#### Directive:
Locate every line below that contains the word "title" and copy it.

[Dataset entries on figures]
####################
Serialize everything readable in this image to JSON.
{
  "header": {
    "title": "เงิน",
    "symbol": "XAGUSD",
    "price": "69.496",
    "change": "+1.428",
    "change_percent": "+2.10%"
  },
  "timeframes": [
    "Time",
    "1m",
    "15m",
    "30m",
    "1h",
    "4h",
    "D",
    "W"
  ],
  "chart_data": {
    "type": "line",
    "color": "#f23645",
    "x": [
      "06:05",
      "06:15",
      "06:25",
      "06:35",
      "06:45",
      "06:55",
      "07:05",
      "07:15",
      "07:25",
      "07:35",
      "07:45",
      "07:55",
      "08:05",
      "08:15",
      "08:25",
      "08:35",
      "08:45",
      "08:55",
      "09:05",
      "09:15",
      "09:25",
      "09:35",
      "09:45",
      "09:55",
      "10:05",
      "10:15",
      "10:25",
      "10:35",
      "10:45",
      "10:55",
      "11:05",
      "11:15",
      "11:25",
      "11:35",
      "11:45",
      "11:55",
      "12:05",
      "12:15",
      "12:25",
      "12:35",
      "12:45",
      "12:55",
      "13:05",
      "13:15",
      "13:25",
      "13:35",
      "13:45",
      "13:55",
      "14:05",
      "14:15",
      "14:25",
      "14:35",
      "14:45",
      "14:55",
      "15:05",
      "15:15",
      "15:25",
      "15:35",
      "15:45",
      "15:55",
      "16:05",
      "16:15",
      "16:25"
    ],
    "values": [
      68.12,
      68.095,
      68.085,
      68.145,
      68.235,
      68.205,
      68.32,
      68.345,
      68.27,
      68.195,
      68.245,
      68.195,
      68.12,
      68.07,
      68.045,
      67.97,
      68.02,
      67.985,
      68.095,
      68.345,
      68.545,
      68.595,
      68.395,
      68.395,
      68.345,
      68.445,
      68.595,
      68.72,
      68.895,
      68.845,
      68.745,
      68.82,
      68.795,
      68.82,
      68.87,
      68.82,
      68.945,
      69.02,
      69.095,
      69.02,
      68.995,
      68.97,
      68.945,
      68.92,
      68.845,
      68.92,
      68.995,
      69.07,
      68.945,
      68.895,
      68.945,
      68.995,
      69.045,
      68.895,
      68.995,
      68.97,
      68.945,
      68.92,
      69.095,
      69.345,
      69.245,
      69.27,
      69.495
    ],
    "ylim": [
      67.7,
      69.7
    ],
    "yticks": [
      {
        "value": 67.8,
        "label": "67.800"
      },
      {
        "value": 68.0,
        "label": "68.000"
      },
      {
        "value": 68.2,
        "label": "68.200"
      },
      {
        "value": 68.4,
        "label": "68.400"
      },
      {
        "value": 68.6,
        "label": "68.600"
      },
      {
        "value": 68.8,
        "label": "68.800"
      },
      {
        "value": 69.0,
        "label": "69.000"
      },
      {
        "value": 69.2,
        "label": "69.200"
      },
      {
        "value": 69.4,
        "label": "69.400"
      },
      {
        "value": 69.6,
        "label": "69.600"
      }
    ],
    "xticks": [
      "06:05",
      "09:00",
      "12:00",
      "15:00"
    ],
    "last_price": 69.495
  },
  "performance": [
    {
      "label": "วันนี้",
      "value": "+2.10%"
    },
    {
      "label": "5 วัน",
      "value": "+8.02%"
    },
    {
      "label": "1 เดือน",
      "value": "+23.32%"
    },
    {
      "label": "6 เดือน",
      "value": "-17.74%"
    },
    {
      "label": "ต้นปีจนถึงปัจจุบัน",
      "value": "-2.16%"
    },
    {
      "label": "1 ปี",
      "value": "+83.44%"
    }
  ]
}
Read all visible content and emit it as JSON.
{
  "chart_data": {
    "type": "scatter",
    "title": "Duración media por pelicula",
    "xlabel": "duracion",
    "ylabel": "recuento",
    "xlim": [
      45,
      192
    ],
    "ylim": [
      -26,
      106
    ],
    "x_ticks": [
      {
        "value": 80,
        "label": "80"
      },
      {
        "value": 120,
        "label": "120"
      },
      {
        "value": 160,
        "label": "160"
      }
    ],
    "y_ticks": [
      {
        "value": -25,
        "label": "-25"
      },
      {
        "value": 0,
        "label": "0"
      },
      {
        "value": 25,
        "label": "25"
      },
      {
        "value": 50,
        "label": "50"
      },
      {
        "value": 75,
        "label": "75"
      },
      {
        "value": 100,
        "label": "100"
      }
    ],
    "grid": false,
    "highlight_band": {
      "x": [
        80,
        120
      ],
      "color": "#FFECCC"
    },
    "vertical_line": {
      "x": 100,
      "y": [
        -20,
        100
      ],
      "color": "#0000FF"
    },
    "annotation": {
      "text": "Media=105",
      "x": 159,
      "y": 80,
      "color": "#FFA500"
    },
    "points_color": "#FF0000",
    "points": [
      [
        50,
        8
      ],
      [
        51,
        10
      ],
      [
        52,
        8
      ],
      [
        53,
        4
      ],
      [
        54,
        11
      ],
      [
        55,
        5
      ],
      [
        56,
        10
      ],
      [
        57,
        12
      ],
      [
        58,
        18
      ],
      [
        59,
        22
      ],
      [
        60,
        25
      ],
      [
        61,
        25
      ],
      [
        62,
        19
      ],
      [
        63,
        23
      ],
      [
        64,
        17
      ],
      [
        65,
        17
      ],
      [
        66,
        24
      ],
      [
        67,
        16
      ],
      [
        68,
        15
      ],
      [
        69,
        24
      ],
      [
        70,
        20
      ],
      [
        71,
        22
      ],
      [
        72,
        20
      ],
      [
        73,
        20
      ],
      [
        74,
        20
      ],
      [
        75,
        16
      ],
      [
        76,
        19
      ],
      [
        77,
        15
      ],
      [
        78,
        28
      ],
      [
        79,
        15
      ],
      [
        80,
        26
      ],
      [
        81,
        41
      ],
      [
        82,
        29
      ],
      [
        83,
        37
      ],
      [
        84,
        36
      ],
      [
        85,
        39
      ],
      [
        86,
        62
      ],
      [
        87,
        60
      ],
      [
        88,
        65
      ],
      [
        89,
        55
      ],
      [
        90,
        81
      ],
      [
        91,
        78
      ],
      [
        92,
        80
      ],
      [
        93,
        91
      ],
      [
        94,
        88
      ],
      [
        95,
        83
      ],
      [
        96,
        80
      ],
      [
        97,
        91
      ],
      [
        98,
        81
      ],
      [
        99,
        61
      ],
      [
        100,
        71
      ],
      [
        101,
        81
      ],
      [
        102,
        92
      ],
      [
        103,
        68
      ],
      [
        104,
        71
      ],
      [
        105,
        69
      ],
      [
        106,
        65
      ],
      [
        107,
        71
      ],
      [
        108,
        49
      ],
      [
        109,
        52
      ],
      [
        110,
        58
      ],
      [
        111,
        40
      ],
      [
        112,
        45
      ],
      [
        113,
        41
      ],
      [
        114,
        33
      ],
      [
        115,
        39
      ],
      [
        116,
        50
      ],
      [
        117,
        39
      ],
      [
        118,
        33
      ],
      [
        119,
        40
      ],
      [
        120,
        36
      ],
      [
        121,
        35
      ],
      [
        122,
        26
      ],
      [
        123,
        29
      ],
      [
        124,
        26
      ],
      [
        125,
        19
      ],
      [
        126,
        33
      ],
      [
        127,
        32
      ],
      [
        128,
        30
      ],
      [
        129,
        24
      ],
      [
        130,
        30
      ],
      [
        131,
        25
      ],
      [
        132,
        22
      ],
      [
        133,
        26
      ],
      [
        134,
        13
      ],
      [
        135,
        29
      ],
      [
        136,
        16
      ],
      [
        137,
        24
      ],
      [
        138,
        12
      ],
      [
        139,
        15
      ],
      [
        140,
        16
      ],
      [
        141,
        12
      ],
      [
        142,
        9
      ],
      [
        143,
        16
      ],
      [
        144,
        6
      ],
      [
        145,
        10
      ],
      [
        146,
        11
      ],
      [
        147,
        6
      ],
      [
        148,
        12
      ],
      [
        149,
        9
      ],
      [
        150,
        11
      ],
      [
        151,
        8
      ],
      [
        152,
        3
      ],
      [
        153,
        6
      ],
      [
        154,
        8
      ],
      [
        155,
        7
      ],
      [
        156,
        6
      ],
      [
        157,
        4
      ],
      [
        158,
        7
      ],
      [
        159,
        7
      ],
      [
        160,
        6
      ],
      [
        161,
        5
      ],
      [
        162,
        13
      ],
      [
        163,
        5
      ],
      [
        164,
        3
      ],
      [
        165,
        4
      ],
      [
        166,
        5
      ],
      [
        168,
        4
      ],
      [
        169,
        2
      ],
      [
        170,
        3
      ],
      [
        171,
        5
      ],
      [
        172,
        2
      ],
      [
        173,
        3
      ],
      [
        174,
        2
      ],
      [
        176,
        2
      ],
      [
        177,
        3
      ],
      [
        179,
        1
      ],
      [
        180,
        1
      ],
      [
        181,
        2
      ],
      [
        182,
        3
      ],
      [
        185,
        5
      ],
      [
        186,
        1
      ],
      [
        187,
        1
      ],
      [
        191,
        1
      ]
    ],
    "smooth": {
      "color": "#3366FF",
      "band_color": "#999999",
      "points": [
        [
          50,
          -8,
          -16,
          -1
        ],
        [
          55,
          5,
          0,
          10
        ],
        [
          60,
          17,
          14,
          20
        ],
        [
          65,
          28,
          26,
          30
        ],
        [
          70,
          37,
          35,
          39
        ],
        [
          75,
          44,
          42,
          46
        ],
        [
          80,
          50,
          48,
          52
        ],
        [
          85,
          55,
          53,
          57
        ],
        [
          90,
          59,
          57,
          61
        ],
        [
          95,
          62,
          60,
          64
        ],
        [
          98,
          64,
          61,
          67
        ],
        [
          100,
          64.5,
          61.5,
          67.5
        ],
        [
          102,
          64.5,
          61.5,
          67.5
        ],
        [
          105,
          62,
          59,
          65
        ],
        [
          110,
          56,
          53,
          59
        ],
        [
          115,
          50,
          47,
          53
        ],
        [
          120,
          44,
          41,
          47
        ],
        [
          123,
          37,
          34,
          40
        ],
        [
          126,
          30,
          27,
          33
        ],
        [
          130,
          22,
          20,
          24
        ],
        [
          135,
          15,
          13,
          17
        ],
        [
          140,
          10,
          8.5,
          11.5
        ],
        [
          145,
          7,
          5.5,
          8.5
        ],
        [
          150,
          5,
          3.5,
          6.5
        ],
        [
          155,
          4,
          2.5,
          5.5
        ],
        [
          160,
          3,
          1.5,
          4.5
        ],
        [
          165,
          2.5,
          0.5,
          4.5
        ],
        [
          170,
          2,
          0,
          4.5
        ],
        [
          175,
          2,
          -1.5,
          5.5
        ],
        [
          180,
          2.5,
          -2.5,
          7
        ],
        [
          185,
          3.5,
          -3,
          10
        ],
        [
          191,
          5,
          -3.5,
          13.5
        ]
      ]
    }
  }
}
####################
#### Exercise solution:
    "title": "เงิน",
    "title": "Duración media por pelicula",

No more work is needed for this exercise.